WHAT THIS TASK INVOLVES = Every line that contains the word "Deductible" should be copied.

* * *

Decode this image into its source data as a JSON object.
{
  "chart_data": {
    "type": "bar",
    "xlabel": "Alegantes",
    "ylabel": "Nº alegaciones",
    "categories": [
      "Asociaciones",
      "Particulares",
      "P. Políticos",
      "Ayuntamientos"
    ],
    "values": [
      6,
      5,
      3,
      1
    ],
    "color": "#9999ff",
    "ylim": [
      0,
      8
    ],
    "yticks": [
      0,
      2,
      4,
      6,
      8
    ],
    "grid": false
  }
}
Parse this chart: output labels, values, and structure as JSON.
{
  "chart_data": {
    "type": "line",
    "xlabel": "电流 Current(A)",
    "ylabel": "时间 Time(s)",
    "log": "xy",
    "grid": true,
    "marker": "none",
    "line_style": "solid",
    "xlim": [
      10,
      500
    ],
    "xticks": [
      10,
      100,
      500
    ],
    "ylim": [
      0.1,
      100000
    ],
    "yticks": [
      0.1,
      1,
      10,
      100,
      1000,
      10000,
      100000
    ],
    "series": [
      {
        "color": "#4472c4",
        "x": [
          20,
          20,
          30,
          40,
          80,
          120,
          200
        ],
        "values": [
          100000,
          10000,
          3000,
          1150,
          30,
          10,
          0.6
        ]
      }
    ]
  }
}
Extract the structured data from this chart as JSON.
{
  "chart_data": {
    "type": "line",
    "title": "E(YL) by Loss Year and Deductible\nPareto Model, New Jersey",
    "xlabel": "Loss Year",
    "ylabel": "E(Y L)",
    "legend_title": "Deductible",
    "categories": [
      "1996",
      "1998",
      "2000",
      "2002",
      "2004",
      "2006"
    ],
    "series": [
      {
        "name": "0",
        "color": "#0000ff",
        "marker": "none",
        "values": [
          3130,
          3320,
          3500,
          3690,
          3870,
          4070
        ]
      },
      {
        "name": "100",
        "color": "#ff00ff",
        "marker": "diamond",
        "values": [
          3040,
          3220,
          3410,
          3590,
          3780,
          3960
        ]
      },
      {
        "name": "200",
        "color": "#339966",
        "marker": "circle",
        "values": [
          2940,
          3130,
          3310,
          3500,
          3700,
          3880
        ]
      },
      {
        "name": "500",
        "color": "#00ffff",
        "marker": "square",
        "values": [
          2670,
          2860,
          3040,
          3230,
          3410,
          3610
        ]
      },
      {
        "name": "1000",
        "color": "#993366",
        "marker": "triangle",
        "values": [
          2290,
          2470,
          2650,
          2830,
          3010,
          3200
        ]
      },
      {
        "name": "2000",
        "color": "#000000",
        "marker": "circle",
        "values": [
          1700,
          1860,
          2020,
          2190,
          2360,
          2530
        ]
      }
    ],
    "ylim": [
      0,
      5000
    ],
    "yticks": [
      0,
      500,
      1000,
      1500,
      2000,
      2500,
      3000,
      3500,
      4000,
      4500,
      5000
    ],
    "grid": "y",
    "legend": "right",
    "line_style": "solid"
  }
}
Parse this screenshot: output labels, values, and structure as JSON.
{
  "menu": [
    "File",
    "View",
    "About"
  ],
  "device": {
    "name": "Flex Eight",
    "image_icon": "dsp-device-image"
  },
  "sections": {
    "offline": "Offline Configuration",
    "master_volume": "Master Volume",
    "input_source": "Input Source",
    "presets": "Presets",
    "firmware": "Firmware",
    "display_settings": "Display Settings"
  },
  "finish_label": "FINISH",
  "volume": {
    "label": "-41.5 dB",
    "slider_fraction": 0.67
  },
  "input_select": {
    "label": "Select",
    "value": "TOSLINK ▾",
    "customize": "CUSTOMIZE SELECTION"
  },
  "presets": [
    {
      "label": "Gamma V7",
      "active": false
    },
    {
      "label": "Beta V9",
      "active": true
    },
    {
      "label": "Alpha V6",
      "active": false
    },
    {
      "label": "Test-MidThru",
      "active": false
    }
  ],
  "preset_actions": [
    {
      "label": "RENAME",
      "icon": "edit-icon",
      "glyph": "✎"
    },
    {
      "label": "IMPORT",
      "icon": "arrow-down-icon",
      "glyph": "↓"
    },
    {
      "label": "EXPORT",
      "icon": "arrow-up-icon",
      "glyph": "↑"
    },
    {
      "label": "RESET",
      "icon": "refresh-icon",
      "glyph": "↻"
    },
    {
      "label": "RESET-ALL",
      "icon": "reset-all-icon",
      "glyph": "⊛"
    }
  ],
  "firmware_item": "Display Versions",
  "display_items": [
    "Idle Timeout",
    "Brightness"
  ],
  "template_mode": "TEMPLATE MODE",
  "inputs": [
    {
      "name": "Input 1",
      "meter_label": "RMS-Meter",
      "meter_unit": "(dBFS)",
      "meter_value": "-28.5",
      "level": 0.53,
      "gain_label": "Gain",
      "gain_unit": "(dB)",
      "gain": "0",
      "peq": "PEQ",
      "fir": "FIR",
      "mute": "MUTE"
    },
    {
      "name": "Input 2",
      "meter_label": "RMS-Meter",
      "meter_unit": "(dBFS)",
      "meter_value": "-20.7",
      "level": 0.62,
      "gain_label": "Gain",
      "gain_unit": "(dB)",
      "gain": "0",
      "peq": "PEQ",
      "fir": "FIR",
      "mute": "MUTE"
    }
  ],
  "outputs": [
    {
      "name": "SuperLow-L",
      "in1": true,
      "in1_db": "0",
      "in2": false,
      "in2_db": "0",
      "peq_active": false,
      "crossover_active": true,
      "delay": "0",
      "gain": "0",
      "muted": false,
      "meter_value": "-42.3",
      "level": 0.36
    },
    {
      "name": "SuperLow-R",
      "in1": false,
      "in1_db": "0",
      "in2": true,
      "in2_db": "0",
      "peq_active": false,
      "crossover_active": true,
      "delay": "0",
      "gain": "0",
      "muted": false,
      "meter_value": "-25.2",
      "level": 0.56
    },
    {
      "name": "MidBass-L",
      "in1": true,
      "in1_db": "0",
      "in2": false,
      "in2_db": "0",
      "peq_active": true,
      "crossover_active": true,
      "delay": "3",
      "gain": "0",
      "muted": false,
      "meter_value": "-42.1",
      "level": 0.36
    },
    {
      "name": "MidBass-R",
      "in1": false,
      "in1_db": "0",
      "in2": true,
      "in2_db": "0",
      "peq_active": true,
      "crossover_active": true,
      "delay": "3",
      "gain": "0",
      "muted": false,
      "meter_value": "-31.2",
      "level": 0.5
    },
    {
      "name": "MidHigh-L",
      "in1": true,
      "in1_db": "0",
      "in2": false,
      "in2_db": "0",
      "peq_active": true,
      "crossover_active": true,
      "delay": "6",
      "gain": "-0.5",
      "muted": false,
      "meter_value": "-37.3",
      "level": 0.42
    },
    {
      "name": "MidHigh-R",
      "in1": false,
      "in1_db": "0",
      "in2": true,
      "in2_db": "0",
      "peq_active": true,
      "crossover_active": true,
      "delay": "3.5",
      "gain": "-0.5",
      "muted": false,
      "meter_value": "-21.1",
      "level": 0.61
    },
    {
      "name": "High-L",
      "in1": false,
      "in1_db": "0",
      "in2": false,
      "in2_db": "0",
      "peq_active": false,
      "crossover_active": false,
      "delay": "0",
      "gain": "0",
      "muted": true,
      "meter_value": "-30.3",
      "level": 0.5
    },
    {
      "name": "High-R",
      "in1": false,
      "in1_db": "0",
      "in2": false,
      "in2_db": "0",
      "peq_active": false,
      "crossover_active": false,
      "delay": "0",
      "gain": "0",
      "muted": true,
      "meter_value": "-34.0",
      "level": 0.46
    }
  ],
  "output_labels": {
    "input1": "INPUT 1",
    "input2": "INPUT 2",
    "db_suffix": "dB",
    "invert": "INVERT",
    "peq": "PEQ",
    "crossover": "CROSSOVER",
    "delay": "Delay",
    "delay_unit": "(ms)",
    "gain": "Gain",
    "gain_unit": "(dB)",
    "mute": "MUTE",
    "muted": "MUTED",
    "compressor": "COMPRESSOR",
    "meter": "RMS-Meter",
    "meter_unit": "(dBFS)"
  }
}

* * *

SOLUTION BELOW =
    "title": "E(YL) by Loss Year and Deductible\nPareto Model, New Jersey",
    "legend_title": "Deductible",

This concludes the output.